[Supplied data]

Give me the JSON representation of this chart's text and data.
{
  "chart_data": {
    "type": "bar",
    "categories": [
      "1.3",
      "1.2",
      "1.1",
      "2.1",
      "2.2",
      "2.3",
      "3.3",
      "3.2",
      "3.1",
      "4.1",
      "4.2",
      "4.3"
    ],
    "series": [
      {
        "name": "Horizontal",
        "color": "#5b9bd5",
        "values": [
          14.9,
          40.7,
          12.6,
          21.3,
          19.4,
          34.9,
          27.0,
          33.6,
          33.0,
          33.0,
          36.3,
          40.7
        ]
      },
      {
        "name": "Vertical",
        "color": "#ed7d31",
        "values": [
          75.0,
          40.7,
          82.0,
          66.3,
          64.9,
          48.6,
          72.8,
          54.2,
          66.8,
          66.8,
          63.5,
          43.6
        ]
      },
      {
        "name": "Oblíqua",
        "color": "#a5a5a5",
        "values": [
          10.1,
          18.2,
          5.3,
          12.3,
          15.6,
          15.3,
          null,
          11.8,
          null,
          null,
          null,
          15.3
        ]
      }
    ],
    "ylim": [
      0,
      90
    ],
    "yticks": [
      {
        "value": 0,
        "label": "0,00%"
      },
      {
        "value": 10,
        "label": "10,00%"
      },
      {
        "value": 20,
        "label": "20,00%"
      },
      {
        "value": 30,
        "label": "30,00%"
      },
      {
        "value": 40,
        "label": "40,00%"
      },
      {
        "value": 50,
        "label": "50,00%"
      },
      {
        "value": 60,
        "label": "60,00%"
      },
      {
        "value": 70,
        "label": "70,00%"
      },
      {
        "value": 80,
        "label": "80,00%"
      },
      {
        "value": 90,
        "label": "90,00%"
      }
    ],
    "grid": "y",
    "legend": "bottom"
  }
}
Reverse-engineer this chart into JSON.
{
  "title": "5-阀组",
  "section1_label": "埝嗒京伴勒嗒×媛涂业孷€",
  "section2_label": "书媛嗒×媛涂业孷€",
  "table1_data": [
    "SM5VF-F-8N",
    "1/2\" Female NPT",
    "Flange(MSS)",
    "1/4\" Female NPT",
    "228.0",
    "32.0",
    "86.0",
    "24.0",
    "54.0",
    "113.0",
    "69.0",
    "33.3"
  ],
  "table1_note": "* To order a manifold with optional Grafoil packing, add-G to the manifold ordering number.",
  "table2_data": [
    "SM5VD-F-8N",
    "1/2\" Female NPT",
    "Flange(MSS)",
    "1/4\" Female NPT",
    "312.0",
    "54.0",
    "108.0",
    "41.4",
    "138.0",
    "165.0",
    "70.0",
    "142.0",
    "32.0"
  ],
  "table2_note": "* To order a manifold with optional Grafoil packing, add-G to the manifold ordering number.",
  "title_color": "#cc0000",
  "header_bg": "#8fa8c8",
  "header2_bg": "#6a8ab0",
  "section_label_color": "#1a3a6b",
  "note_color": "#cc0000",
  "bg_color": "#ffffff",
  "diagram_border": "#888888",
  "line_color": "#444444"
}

[Given exercise]
Extract the listing in its entirety and repeat it exactly.

[Solution]
Give me the JSON representation of this chart's text and data.
{
  "chart_data": {
    "type": "bar",
    "categories": [
      "1.3",
      "1.2",
      "1.1",
      "2.1",
      "2.2",
      "2.3",
      "3.3",
      "3.2",
      "3.1",
      "4.1",
      "4.2",
      "4.3"
    ],
    "series": [
      {
        "name": "Horizontal",
        "color": "#5b9bd5",
        "values": [
          14.9,
          40.7,
          12.6,
          21.3,
          19.4,
          34.9,
          27.0,
          33.6,
          33.0,
          33.0,
          36.3,
          40.7
        ]
      },
      {
        "name": "Vertical",
        "color": "#ed7d31",
        "values": [
          75.0,
          40.7,
          82.0,
          66.3,
          64.9,
          48.6,
          72.8,
          54.2,
          66.8,
          66.8,
          63.5,
          43.6
        ]
      },
      {
        "name": "Oblíqua",
        "color": "#a5a5a5",
        "values": [
          10.1,
          18.2,
          5.3,
          12.3,
          15.6,
          15.3,
          null,
          11.8,
          null,
          null,
          null,
          15.3
        ]
      }
    ],
    "ylim": [
      0,
      90
    ],
    "yticks": [
      {
        "value": 0,
        "label": "0,00%"
      },
      {
        "value": 10,
        "label": "10,00%"
      },
      {
        "value": 20,
        "label": "20,00%"
      },
      {
        "value": 30,
        "label": "30,00%"
      },
      {
        "value": 40,
        "label": "40,00%"
      },
      {
        "value": 50,
        "label": "50,00%"
      },
      {
        "value": 60,
        "label": "60,00%"
      },
      {
        "value": 70,
        "label": "70,00%"
      },
      {
        "value": 80,
        "label": "80,00%"
      },
      {
        "value": 90,
        "label": "90,00%"
      }
    ],
    "grid": "y",
    "legend": "bottom"
  }
}
Reverse-engineer this chart into JSON.
{
  "title": "5-阀组",
  "section1_label": "埝嗒京伴勒嗒×媛涂业孷€",
  "section2_label": "书媛嗒×媛涂业孷€",
  "table1_data": [
    "SM5VF-F-8N",
    "1/2\" Female NPT",
    "Flange(MSS)",
    "1/4\" Female NPT",
    "228.0",
    "32.0",
    "86.0",
    "24.0",
    "54.0",
    "113.0",
    "69.0",
    "33.3"
  ],
  "table1_note": "* To order a manifold with optional Grafoil packing, add-G to the manifold ordering number.",
  "table2_data": [
    "SM5VD-F-8N",
    "1/2\" Female NPT",
    "Flange(MSS)",
    "1/4\" Female NPT",
    "312.0",
    "54.0",
    "108.0",
    "41.4",
    "138.0",
    "165.0",
    "70.0",
    "142.0",
    "32.0"
  ],
  "table2_note": "* To order a manifold with optional Grafoil packing, add-G to the manifold ordering number.",
  "title_color": "#cc0000",
  "header_bg": "#8fa8c8",
  "header2_bg": "#6a8ab0",
  "section_label_color": "#1a3a6b",
  "note_color": "#cc0000",
  "bg_color": "#ffffff",
  "diagram_border": "#888888",
  "line_color": "#444444"
}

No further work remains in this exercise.